> [Required work]
Repeat the material exactly as it appears.

> [Dataset items]
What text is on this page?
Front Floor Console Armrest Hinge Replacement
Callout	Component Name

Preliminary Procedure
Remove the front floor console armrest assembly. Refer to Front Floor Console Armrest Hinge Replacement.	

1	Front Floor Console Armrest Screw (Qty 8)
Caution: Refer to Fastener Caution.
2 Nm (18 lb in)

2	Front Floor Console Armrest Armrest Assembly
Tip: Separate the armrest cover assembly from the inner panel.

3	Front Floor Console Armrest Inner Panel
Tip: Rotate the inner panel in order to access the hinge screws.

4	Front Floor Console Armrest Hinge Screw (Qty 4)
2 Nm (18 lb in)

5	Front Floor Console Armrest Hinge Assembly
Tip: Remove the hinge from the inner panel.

> [Full solution]
What text is on this page?
Front Floor Console Armrest Hinge Replacement
Callout	Component Name

Preliminary Procedure
Remove the front floor console armrest assembly. Refer to Front Floor Console Armrest Hinge Replacement.	

1	Front Floor Console Armrest Screw (Qty 8)
Caution: Refer to Fastener Caution.
2 Nm (18 lb in)

2	Front Floor Console Armrest Armrest Assembly
Tip: Separate the armrest cover assembly from the inner panel.

3	Front Floor Console Armrest Inner Panel
Tip: Rotate the inner panel in order to access the hinge screws.

4	Front Floor Console Armrest Hinge Screw (Qty 4)
2 Nm (18 lb in)

5	Front Floor Console Armrest Hinge Assembly
Tip: Remove the hinge from the inner panel.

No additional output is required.